- What is needed -
Search the records that follow and extract every line containing the string "eGrocery".

- Dataset excerpts -
— START —

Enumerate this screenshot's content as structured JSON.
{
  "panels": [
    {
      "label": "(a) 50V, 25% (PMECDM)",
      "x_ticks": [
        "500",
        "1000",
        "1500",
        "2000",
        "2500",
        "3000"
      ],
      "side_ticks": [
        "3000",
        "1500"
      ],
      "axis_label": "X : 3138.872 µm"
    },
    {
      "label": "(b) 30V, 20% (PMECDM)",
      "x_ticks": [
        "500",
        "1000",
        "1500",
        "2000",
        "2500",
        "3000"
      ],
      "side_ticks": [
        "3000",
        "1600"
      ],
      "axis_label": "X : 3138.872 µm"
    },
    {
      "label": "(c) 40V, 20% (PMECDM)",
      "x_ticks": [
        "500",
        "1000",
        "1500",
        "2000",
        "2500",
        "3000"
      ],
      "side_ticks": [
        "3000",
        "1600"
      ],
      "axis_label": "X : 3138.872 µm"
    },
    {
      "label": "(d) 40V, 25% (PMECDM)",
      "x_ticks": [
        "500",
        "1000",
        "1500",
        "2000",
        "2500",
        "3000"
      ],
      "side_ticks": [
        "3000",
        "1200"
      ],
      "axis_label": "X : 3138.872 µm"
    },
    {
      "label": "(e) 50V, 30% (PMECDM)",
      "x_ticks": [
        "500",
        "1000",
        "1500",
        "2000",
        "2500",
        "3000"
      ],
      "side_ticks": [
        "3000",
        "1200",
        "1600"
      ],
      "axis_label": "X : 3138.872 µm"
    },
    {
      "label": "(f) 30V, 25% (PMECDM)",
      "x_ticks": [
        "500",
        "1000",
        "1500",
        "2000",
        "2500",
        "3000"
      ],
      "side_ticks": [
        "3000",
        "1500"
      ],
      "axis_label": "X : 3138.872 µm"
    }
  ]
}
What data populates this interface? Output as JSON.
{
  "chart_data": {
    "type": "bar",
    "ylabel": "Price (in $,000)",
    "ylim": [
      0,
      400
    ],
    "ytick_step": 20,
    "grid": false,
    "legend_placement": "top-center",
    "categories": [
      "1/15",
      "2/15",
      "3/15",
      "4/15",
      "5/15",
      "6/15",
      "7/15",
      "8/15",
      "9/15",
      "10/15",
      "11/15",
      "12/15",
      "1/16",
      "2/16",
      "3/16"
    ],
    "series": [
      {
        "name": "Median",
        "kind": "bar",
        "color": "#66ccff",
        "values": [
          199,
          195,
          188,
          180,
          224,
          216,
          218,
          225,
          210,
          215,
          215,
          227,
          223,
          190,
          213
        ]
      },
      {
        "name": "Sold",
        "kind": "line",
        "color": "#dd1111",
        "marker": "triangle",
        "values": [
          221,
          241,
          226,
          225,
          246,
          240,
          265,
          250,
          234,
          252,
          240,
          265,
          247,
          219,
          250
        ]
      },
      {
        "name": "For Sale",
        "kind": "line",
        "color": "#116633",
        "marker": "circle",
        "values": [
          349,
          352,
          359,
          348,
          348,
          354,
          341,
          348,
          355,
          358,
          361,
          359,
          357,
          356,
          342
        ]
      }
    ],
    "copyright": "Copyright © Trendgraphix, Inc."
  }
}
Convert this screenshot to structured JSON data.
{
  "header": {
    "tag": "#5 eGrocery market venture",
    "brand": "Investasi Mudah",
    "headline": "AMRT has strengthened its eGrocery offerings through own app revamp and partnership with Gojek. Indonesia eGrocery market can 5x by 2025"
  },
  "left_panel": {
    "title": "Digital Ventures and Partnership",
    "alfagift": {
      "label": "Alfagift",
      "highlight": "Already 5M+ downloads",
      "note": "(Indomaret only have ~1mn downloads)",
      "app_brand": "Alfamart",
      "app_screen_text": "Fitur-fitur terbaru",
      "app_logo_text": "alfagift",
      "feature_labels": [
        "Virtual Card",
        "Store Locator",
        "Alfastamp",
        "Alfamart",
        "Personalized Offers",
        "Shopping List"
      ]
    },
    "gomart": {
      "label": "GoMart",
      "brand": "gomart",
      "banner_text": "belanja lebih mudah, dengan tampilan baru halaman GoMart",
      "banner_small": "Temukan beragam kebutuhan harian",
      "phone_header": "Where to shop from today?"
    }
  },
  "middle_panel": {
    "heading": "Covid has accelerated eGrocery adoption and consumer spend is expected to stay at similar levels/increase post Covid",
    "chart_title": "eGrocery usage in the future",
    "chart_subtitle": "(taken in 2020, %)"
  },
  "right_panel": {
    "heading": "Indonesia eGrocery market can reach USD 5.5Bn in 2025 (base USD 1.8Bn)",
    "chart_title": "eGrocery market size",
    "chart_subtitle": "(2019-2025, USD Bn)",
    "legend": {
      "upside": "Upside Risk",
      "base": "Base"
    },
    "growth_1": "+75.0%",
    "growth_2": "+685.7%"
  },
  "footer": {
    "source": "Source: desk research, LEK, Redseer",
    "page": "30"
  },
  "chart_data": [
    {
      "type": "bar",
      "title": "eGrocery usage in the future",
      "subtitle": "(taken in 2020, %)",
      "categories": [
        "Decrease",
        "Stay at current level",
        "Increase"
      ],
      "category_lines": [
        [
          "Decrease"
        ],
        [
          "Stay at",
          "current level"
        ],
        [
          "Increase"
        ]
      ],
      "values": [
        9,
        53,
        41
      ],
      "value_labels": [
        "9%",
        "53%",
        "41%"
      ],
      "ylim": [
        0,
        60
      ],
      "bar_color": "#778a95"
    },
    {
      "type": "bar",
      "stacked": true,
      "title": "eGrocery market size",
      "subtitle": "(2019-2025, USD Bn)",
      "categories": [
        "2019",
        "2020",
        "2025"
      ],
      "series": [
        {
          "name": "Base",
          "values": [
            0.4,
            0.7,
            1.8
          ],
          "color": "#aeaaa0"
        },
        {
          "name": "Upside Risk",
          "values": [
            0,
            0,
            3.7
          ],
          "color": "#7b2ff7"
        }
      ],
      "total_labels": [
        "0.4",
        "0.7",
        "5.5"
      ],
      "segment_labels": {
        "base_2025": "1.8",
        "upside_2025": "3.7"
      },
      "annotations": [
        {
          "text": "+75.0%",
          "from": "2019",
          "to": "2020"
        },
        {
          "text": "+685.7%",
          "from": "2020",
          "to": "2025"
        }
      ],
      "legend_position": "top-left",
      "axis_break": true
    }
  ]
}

— END —

- Problem solution -
    "tag": "#5 eGrocery market venture",
    "headline": "AMRT has strengthened its eGrocery offerings through own app revamp and partnership with Gojek. Indonesia eGrocery market can 5x by 2025"
    "heading": "Covid has accelerated eGrocery adoption and consumer spend is expected to stay at similar levels/increase post Covid",
    "chart_title": "eGrocery usage in the future",
    "heading": "Indonesia eGrocery market can reach USD 5.5Bn in 2025 (base USD 1.8Bn)",
    "chart_title": "eGrocery market size",
      "title": "eGrocery usage in the future",
      "title": "eGrocery market size",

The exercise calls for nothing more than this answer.